Direction: The entries below should be output exactly as written.

(Figure record listings)
--- START ---

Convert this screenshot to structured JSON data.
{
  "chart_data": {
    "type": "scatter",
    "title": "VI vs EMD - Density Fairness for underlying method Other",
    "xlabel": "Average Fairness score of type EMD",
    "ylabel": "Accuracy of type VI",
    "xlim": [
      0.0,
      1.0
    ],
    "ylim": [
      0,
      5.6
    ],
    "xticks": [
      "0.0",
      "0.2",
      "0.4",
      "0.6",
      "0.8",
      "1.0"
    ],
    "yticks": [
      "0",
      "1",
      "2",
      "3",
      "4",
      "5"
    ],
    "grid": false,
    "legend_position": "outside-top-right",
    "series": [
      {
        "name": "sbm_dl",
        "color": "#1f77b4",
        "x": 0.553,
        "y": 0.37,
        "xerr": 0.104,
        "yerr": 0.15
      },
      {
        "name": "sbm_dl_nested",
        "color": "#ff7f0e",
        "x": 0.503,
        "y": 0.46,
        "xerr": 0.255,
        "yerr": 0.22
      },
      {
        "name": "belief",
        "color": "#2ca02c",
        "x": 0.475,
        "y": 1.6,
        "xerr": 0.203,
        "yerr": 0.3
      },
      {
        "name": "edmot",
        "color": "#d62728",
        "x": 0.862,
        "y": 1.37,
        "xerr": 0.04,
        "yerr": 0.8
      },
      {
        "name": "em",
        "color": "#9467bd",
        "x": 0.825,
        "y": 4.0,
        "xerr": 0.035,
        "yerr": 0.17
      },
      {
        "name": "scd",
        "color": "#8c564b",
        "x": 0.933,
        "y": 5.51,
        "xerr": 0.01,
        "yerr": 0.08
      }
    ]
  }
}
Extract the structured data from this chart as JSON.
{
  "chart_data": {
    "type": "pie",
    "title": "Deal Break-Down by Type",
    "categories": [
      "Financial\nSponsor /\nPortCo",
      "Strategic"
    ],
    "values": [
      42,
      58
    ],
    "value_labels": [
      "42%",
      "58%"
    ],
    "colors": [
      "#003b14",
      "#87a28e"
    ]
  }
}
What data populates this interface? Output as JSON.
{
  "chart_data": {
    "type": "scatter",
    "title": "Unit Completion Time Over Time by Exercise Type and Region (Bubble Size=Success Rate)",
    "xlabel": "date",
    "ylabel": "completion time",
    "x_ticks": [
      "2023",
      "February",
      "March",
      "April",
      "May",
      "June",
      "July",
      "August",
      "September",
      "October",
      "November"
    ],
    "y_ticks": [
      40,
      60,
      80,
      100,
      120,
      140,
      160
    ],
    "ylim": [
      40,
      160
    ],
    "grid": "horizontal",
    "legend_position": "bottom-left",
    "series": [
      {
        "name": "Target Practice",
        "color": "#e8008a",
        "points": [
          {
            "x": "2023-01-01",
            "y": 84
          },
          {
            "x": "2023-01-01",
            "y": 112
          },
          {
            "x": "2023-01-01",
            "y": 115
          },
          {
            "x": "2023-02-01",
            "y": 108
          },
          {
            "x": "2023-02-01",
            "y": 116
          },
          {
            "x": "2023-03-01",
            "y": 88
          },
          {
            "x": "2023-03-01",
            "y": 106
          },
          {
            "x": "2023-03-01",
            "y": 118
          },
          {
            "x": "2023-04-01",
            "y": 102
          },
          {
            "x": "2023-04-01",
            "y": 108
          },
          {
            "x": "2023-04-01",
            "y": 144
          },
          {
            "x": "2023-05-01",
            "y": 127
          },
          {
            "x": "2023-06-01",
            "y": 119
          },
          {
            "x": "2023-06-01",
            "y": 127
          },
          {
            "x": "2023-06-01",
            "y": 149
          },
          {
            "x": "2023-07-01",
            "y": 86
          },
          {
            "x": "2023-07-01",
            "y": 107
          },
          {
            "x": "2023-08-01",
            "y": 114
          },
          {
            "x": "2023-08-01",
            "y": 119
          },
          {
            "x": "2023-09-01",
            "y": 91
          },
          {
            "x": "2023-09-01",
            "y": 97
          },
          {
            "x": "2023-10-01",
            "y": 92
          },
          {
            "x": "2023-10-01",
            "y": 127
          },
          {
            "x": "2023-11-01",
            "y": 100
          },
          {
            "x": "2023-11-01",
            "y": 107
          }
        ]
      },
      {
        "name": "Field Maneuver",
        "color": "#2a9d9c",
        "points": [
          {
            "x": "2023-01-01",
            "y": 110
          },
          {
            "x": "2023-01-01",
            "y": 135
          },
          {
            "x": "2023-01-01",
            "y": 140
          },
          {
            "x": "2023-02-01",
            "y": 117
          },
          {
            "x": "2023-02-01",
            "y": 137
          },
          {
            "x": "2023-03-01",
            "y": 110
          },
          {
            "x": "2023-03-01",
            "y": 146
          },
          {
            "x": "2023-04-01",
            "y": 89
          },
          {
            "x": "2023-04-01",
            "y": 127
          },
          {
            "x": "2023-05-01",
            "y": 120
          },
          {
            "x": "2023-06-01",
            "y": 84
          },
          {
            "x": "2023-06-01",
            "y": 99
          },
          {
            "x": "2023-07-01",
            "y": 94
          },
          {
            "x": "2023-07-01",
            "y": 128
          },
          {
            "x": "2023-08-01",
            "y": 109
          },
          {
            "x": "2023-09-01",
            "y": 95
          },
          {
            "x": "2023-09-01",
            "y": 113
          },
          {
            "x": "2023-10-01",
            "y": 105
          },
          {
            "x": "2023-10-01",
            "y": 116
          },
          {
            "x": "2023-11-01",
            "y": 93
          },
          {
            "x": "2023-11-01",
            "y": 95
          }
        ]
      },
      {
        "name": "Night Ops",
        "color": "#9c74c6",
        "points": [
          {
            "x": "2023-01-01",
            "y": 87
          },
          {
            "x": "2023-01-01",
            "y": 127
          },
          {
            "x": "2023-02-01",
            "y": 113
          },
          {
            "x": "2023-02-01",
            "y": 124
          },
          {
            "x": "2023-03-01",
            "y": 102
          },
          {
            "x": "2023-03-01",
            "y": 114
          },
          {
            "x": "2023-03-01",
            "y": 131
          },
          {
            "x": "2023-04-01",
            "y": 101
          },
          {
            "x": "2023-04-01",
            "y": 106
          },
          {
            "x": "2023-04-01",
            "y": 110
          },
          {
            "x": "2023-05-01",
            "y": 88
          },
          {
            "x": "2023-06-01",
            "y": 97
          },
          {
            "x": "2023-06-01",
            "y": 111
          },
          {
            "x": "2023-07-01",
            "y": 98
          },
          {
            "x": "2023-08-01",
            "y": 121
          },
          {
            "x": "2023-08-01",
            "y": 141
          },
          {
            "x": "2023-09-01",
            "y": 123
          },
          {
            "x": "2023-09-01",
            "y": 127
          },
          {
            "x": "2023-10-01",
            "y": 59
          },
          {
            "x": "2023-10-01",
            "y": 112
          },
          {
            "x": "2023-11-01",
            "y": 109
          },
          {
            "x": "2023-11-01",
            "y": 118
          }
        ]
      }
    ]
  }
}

--- END ---

Answer to this problem:
Convert this screenshot to structured JSON data.
{
  "chart_data": {
    "type": "scatter",
    "title": "VI vs EMD - Density Fairness for underlying method Other",
    "xlabel": "Average Fairness score of type EMD",
    "ylabel": "Accuracy of type VI",
    "xlim": [
      0.0,
      1.0
    ],
    "ylim": [
      0,
      5.6
    ],
    "xticks": [
      "0.0",
      "0.2",
      "0.4",
      "0.6",
      "0.8",
      "1.0"
    ],
    "yticks": [
      "0",
      "1",
      "2",
      "3",
      "4",
      "5"
    ],
    "grid": false,
    "legend_position": "outside-top-right",
    "series": [
      {
        "name": "sbm_dl",
        "color": "#1f77b4",
        "x": 0.553,
        "y": 0.37,
        "xerr": 0.104,
        "yerr": 0.15
      },
      {
        "name": "sbm_dl_nested",
        "color": "#ff7f0e",
        "x": 0.503,
        "y": 0.46,
        "xerr": 0.255,
        "yerr": 0.22
      },
      {
        "name": "belief",
        "color": "#2ca02c",
        "x": 0.475,
        "y": 1.6,
        "xerr": 0.203,
        "yerr": 0.3
      },
      {
        "name": "edmot",
        "color": "#d62728",
        "x": 0.862,
        "y": 1.37,
        "xerr": 0.04,
        "yerr": 0.8
      },
      {
        "name": "em",
        "color": "#9467bd",
        "x": 0.825,
        "y": 4.0,
        "xerr": 0.035,
        "yerr": 0.17
      },
      {
        "name": "scd",
        "color": "#8c564b",
        "x": 0.933,
        "y": 5.51,
        "xerr": 0.01,
        "yerr": 0.08
      }
    ]
  }
}
Extract the structured data from this chart as JSON.
{
  "chart_data": {
    "type": "pie",
    "title": "Deal Break-Down by Type",
    "categories": [
      "Financial\nSponsor /\nPortCo",
      "Strategic"
    ],
    "values": [
      42,
      58
    ],
    "value_labels": [
      "42%",
      "58%"
    ],
    "colors": [
      "#003b14",
      "#87a28e"
    ]
  }
}
What data populates this interface? Output as JSON.
{
  "chart_data": {
    "type": "scatter",
    "title": "Unit Completion Time Over Time by Exercise Type and Region (Bubble Size=Success Rate)",
    "xlabel": "date",
    "ylabel": "completion time",
    "x_ticks": [
      "2023",
      "February",
      "March",
      "April",
      "May",
      "June",
      "July",
      "August",
      "September",
      "October",
      "November"
    ],
    "y_ticks": [
      40,
      60,
      80,
      100,
      120,
      140,
      160
    ],
    "ylim": [
      40,
      160
    ],
    "grid": "horizontal",
    "legend_position": "bottom-left",
    "series": [
      {
        "name": "Target Practice",
        "color": "#e8008a",
        "points": [
          {
            "x": "2023-01-01",
            "y": 84
          },
          {
            "x": "2023-01-01",
            "y": 112
          },
          {
            "x": "2023-01-01",
            "y": 115
          },
          {
            "x": "2023-02-01",
            "y": 108
          },
          {
            "x": "2023-02-01",
            "y": 116
          },
          {
            "x": "2023-03-01",
            "y": 88
          },
          {
            "x": "2023-03-01",
            "y": 106
          },
          {
            "x": "2023-03-01",
            "y": 118
          },
          {
            "x": "2023-04-01",
            "y": 102
          },
          {
            "x": "2023-04-01",
            "y": 108
          },
          {
            "x": "2023-04-01",
            "y": 144
          },
          {
            "x": "2023-05-01",
            "y": 127
          },
          {
            "x": "2023-06-01",
            "y": 119
          },
          {
            "x": "2023-06-01",
            "y": 127
          },
          {
            "x": "2023-06-01",
            "y": 149
          },
          {
            "x": "2023-07-01",
            "y": 86
          },
          {
            "x": "2023-07-01",
            "y": 107
          },
          {
            "x": "2023-08-01",
            "y": 114
          },
          {
            "x": "2023-08-01",
            "y": 119
          },
          {
            "x": "2023-09-01",
            "y": 91
          },
          {
            "x": "2023-09-01",
            "y": 97
          },
          {
            "x": "2023-10-01",
            "y": 92
          },
          {
            "x": "2023-10-01",
            "y": 127
          },
          {
            "x": "2023-11-01",
            "y": 100
          },
          {
            "x": "2023-11-01",
            "y": 107
          }
        ]
      },
      {
        "name": "Field Maneuver",
        "color": "#2a9d9c",
        "points": [
          {
            "x": "2023-01-01",
            "y": 110
          },
          {
            "x": "2023-01-01",
            "y": 135
          },
          {
            "x": "2023-01-01",
            "y": 140
          },
          {
            "x": "2023-02-01",
            "y": 117
          },
          {
            "x": "2023-02-01",
            "y": 137
          },
          {
            "x": "2023-03-01",
            "y": 110
          },
          {
            "x": "2023-03-01",
            "y": 146
          },
          {
            "x": "2023-04-01",
            "y": 89
          },
          {
            "x": "2023-04-01",
            "y": 127
          },
          {
            "x": "2023-05-01",
            "y": 120
          },
          {
            "x": "2023-06-01",
            "y": 84
          },
          {
            "x": "2023-06-01",
            "y": 99
          },
          {
            "x": "2023-07-01",
            "y": 94
          },
          {
            "x": "2023-07-01",
            "y": 128
          },
          {
            "x": "2023-08-01",
            "y": 109
          },
          {
            "x": "2023-09-01",
            "y": 95
          },
          {
            "x": "2023-09-01",
            "y": 113
          },
          {
            "x": "2023-10-01",
            "y": 105
          },
          {
            "x": "2023-10-01",
            "y": 116
          },
          {
            "x": "2023-11-01",
            "y": 93
          },
          {
            "x": "2023-11-01",
            "y": 95
          }
        ]
      },
      {
        "name": "Night Ops",
        "color": "#9c74c6",
        "points": [
          {
            "x": "2023-01-01",
            "y": 87
          },
          {
            "x": "2023-01-01",
            "y": 127
          },
          {
            "x": "2023-02-01",
            "y": 113
          },
          {
            "x": "2023-02-01",
            "y": 124
          },
          {
            "x": "2023-03-01",
            "y": 102
          },
          {
            "x": "2023-03-01",
            "y": 114
          },
          {
            "x": "2023-03-01",
            "y": 131
          },
          {
            "x": "2023-04-01",
            "y": 101
          },
          {
            "x": "2023-04-01",
            "y": 106
          },
          {
            "x": "2023-04-01",
            "y": 110
          },
          {
            "x": "2023-05-01",
            "y": 88
          },
          {
            "x": "2023-06-01",
            "y": 97
          },
          {
            "x": "2023-06-01",
            "y": 111
          },
          {
            "x": "2023-07-01",
            "y": 98
          },
          {
            "x": "2023-08-01",
            "y": 121
          },
          {
            "x": "2023-08-01",
            "y": 141
          },
          {
            "x": "2023-09-01",
            "y": 123
          },
          {
            "x": "2023-09-01",
            "y": 127
          },
          {
            "x": "2023-10-01",
            "y": 59
          },
          {
            "x": "2023-10-01",
            "y": 112
          },
          {
            "x": "2023-11-01",
            "y": 109
          },
          {
            "x": "2023-11-01",
            "y": 118
          }
        ]
      }
    ]
  }
}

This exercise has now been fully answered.